The data below is to be returned in full and exactly.

→ Provided entries:

┄┄┄┄┄┄┄┄┄┄┄┄┄┄┄┄┄┄┄┄

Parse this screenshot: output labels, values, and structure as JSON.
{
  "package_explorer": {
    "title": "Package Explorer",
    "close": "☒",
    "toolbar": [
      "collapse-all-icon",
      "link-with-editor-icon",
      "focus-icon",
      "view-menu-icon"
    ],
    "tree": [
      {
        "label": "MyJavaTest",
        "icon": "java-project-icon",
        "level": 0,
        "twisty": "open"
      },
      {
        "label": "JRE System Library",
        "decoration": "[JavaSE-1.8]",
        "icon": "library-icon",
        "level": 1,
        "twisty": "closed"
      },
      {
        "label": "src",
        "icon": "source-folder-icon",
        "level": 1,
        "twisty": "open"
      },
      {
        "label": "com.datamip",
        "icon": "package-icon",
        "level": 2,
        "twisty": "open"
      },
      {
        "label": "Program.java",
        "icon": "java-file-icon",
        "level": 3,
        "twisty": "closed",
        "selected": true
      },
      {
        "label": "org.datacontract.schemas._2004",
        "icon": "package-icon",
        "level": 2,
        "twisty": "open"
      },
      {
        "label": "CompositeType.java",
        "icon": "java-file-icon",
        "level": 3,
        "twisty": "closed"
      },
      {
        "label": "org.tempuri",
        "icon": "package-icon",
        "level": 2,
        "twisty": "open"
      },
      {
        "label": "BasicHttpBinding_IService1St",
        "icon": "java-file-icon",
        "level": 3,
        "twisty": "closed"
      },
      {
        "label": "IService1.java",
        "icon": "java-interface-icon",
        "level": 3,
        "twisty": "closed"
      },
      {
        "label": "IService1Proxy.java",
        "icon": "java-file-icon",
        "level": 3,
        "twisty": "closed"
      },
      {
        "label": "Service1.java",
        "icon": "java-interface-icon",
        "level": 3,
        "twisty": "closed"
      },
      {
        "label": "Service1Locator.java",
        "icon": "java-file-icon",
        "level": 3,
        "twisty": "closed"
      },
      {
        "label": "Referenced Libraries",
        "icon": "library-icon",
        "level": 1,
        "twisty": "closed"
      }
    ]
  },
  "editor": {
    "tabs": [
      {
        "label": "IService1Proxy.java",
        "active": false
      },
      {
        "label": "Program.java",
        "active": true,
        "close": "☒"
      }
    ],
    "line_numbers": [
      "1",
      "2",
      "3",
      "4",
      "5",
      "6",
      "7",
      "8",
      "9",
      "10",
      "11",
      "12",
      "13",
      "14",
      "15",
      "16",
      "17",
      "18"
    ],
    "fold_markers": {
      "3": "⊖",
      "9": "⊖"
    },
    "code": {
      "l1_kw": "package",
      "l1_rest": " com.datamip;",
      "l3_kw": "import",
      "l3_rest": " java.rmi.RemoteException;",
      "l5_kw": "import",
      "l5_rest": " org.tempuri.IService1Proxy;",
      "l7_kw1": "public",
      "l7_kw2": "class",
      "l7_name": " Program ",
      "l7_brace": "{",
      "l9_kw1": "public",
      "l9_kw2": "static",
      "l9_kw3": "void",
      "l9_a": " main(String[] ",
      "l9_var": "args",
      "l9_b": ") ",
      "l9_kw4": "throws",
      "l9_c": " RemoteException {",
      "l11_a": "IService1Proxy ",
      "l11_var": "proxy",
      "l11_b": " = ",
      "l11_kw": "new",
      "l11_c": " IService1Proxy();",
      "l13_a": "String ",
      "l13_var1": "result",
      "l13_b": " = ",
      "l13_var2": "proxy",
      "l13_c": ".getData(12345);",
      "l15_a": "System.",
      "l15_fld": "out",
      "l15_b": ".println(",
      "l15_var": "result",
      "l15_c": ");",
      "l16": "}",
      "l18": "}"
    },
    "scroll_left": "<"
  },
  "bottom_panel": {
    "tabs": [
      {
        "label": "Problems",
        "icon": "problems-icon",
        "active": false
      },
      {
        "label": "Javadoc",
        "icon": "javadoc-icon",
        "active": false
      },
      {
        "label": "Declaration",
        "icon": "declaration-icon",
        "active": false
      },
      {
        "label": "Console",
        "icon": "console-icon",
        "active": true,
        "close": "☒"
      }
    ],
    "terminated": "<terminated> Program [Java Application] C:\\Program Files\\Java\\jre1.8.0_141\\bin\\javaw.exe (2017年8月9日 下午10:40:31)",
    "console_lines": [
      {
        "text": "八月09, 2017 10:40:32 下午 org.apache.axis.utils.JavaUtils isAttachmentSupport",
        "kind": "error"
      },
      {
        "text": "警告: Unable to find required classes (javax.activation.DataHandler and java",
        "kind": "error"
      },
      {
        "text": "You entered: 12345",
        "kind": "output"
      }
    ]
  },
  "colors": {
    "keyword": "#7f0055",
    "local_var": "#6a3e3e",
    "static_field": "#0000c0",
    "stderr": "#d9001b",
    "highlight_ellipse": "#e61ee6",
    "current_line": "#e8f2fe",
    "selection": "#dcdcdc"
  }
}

┄┄┄┄┄┄┄┄┄┄┄┄┄┄┄┄┄┄┄┄

→ Final result:
Parse this screenshot: output labels, values, and structure as JSON.
{
  "package_explorer": {
    "title": "Package Explorer",
    "close": "☒",
    "toolbar": [
      "collapse-all-icon",
      "link-with-editor-icon",
      "focus-icon",
      "view-menu-icon"
    ],
    "tree": [
      {
        "label": "MyJavaTest",
        "icon": "java-project-icon",
        "level": 0,
        "twisty": "open"
      },
      {
        "label": "JRE System Library",
        "decoration": "[JavaSE-1.8]",
        "icon": "library-icon",
        "level": 1,
        "twisty": "closed"
      },
      {
        "label": "src",
        "icon": "source-folder-icon",
        "level": 1,
        "twisty": "open"
      },
      {
        "label": "com.datamip",
        "icon": "package-icon",
        "level": 2,
        "twisty": "open"
      },
      {
        "label": "Program.java",
        "icon": "java-file-icon",
        "level": 3,
        "twisty": "closed",
        "selected": true
      },
      {
        "label": "org.datacontract.schemas._2004",
        "icon": "package-icon",
        "level": 2,
        "twisty": "open"
      },
      {
        "label": "CompositeType.java",
        "icon": "java-file-icon",
        "level": 3,
        "twisty": "closed"
      },
      {
        "label": "org.tempuri",
        "icon": "package-icon",
        "level": 2,
        "twisty": "open"
      },
      {
        "label": "BasicHttpBinding_IService1St",
        "icon": "java-file-icon",
        "level": 3,
        "twisty": "closed"
      },
      {
        "label": "IService1.java",
        "icon": "java-interface-icon",
        "level": 3,
        "twisty": "closed"
      },
      {
        "label": "IService1Proxy.java",
        "icon": "java-file-icon",
        "level": 3,
        "twisty": "closed"
      },
      {
        "label": "Service1.java",
        "icon": "java-interface-icon",
        "level": 3,
        "twisty": "closed"
      },
      {
        "label": "Service1Locator.java",
        "icon": "java-file-icon",
        "level": 3,
        "twisty": "closed"
      },
      {
        "label": "Referenced Libraries",
        "icon": "library-icon",
        "level": 1,
        "twisty": "closed"
      }
    ]
  },
  "editor": {
    "tabs": [
      {
        "label": "IService1Proxy.java",
        "active": false
      },
      {
        "label": "Program.java",
        "active": true,
        "close": "☒"
      }
    ],
    "line_numbers": [
      "1",
      "2",
      "3",
      "4",
      "5",
      "6",
      "7",
      "8",
      "9",
      "10",
      "11",
      "12",
      "13",
      "14",
      "15",
      "16",
      "17",
      "18"
    ],
    "fold_markers": {
      "3": "⊖",
      "9": "⊖"
    },
    "code": {
      "l1_kw": "package",
      "l1_rest": " com.datamip;",
      "l3_kw": "import",
      "l3_rest": " java.rmi.RemoteException;",
      "l5_kw": "import",
      "l5_rest": " org.tempuri.IService1Proxy;",
      "l7_kw1": "public",
      "l7_kw2": "class",
      "l7_name": " Program ",
      "l7_brace": "{",
      "l9_kw1": "public",
      "l9_kw2": "static",
      "l9_kw3": "void",
      "l9_a": " main(String[] ",
      "l9_var": "args",
      "l9_b": ") ",
      "l9_kw4": "throws",
      "l9_c": " RemoteException {",
      "l11_a": "IService1Proxy ",
      "l11_var": "proxy",
      "l11_b": " = ",
      "l11_kw": "new",
      "l11_c": " IService1Proxy();",
      "l13_a": "String ",
      "l13_var1": "result",
      "l13_b": " = ",
      "l13_var2": "proxy",
      "l13_c": ".getData(12345);",
      "l15_a": "System.",
      "l15_fld": "out",
      "l15_b": ".println(",
      "l15_var": "result",
      "l15_c": ");",
      "l16": "}",
      "l18": "}"
    },
    "scroll_left": "<"
  },
  "bottom_panel": {
    "tabs": [
      {
        "label": "Problems",
        "icon": "problems-icon",
        "active": false
      },
      {
        "label": "Javadoc",
        "icon": "javadoc-icon",
        "active": false
      },
      {
        "label": "Declaration",
        "icon": "declaration-icon",
        "active": false
      },
      {
        "label": "Console",
        "icon": "console-icon",
        "active": true,
        "close": "☒"
      }
    ],
    "terminated": "<terminated> Program [Java Application] C:\\Program Files\\Java\\jre1.8.0_141\\bin\\javaw.exe (2017年8月9日 下午10:40:31)",
    "console_lines": [
      {
        "text": "八月09, 2017 10:40:32 下午 org.apache.axis.utils.JavaUtils isAttachmentSupport",
        "kind": "error"
      },
      {
        "text": "警告: Unable to find required classes (javax.activation.DataHandler and java",
        "kind": "error"
      },
      {
        "text": "You entered: 12345",
        "kind": "output"
      }
    ]
  },
  "colors": {
    "keyword": "#7f0055",
    "local_var": "#6a3e3e",
    "static_field": "#0000c0",
    "stderr": "#d9001b",
    "highlight_ellipse": "#e61ee6",
    "current_line": "#e8f2fe",
    "selection": "#dcdcdc"
  }
}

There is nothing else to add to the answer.